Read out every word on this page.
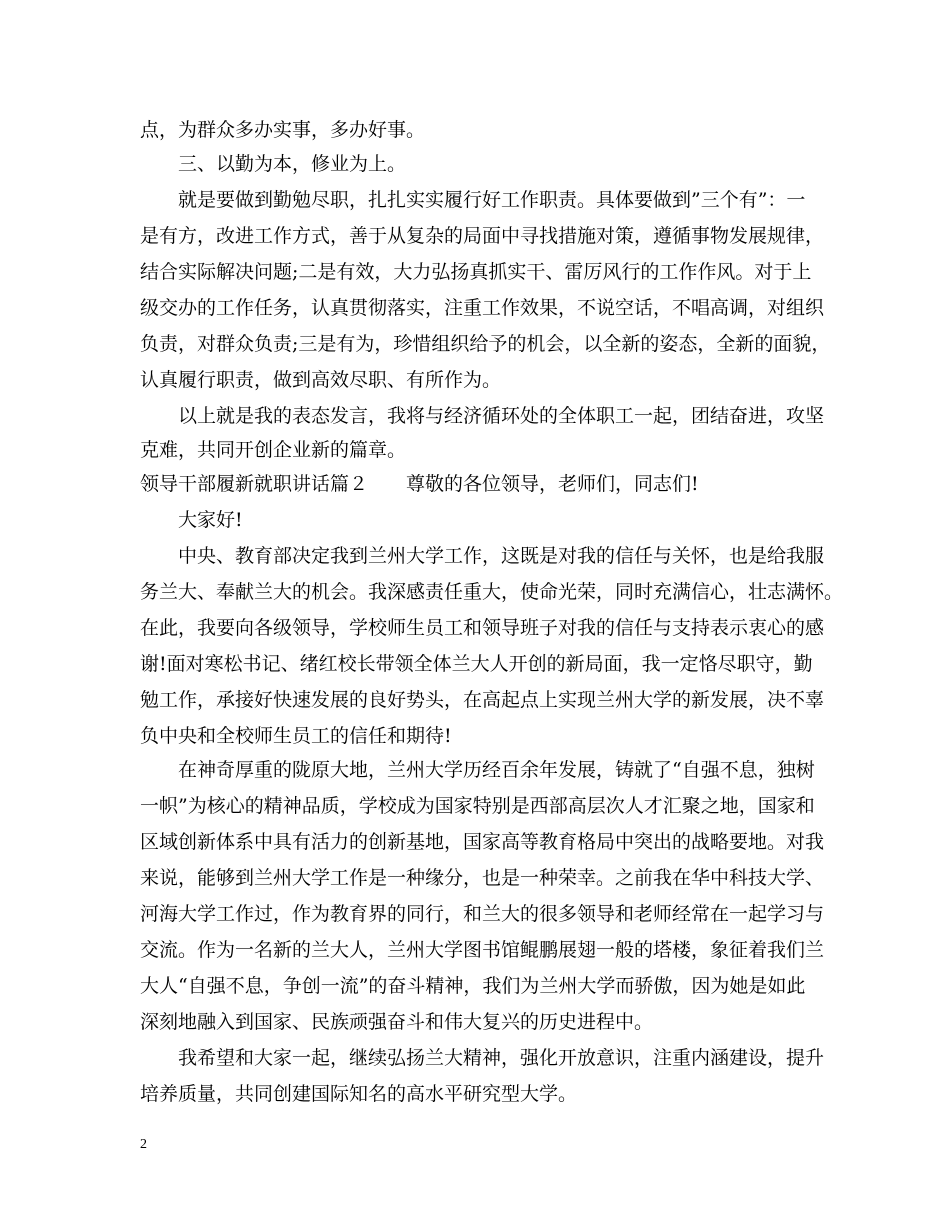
点，为群众多办实事，多办好事。
三、以勤为本，修业为上。
就是要做到勤勉尽职，扎扎实实履行好工作职责。具体要做到”三个有”：一
是有方，改进工作方式，善于从复杂的局面中寻找措施对策，遵循事物发展规律，
结合实际解决问题;二是有效，大力弘扬真抓实干、雷厉风行的工作作风。对于上
级交办的工作任务，认真贯彻落实，注重工作效果，不说空话，不唱高调，对组织
负责，对群众负责;三是有为，珍惜组织给予的机会，以全新的姿态，全新的面貌，
认真履行职责，做到高效尽职、有所作为。
以上就是我的表态发言，我将与经济循环处的全体职工一起，团结奋进，攻坚
克难，共同开创企业新的篇章。
领导干部履新就职讲话篇２　　尊敬的各位领导，老师们，同志们!
大家好!
中央、教育部决定我到兰州大学工作，这既是对我的信任与关怀，也是给我服
务兰大、奉献兰大的机会。我深感责任重大，使命光荣，同时充满信心，壮志满怀。
在此，我要向各级领导，学校师生员工和领导班子对我的信任与支持表示衷心的感
谢!面对寒松书记、绪红校长带领全体兰大人开创的新局面，我一定恪尽职守，勤
勉工作，承接好快速发展的良好势头，在高起点上实现兰州大学的新发展，决不辜
负中央和全校师生员工的信任和期待!
在神奇厚重的陇原大地，兰州大学历经百余年发展，铸就了“自强不息，独树
一帜”为核心的精神品质，学校成为国家特别是西部高层次人才汇聚之地，国家和
区域创新体系中具有活力的创新基地，国家高等教育格局中突出的战略要地。对我
来说，能够到兰州大学工作是一种缘分，也是一种荣幸。之前我在华中科技大学、
河海大学工作过，作为教育界的同行，和兰大的很多领导和老师经常在一起学习与
交流。作为一名新的兰大人，兰州大学图书馆鲲鹏展翅一般的塔楼，象征着我们兰
大人“自强不息，争创一流”的奋斗精神，我们为兰州大学而骄傲，因为她是如此
深刻地融入到国家、民族顽强奋斗和伟大复兴的历史进程中。
我希望和大家一起，继续弘扬兰大精神，强化开放意识，注重内涵建设，提升
培养质量，共同创建国际知名的高水平研究型大学。
2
==============================
### PROBLEM REQUIREMENTS:
Each entry must be retyped word for word, with every image omitted.

### EXPECTED ANSWER:
Read out every word on this page.
点，为群众多办实事，多办好事。
三、以勤为本，修业为上。
就是要做到勤勉尽职，扎扎实实履行好工作职责。具体要做到”三个有”：一
是有方，改进工作方式，善于从复杂的局面中寻找措施对策，遵循事物发展规律，
结合实际解决问题;二是有效，大力弘扬真抓实干、雷厉风行的工作作风。对于上
级交办的工作任务，认真贯彻落实，注重工作效果，不说空话，不唱高调，对组织
负责，对群众负责;三是有为，珍惜组织给予的机会，以全新的姿态，全新的面貌，
认真履行职责，做到高效尽职、有所作为。
以上就是我的表态发言，我将与经济循环处的全体职工一起，团结奋进，攻坚
克难，共同开创企业新的篇章。
领导干部履新就职讲话篇２　　尊敬的各位领导，老师们，同志们!
大家好!
中央、教育部决定我到兰州大学工作，这既是对我的信任与关怀，也是给我服
务兰大、奉献兰大的机会。我深感责任重大，使命光荣，同时充满信心，壮志满怀。
在此，我要向各级领导，学校师生员工和领导班子对我的信任与支持表示衷心的感
谢!面对寒松书记、绪红校长带领全体兰大人开创的新局面，我一定恪尽职守，勤
勉工作，承接好快速发展的良好势头，在高起点上实现兰州大学的新发展，决不辜
负中央和全校师生员工的信任和期待!
在神奇厚重的陇原大地，兰州大学历经百余年发展，铸就了“自强不息，独树
一帜”为核心的精神品质，学校成为国家特别是西部高层次人才汇聚之地，国家和
区域创新体系中具有活力的创新基地，国家高等教育格局中突出的战略要地。对我
来说，能够到兰州大学工作是一种缘分，也是一种荣幸。之前我在华中科技大学、
河海大学工作过，作为教育界的同行，和兰大的很多领导和老师经常在一起学习与
交流。作为一名新的兰大人，兰州大学图书馆鲲鹏展翅一般的塔楼，象征着我们兰
大人“自强不息，争创一流”的奋斗精神，我们为兰州大学而骄傲，因为她是如此
深刻地融入到国家、民族顽强奋斗和伟大复兴的历史进程中。
我希望和大家一起，继续弘扬兰大精神，强化开放意识，注重内涵建设，提升
培养质量，共同创建国际知名的高水平研究型大学。
2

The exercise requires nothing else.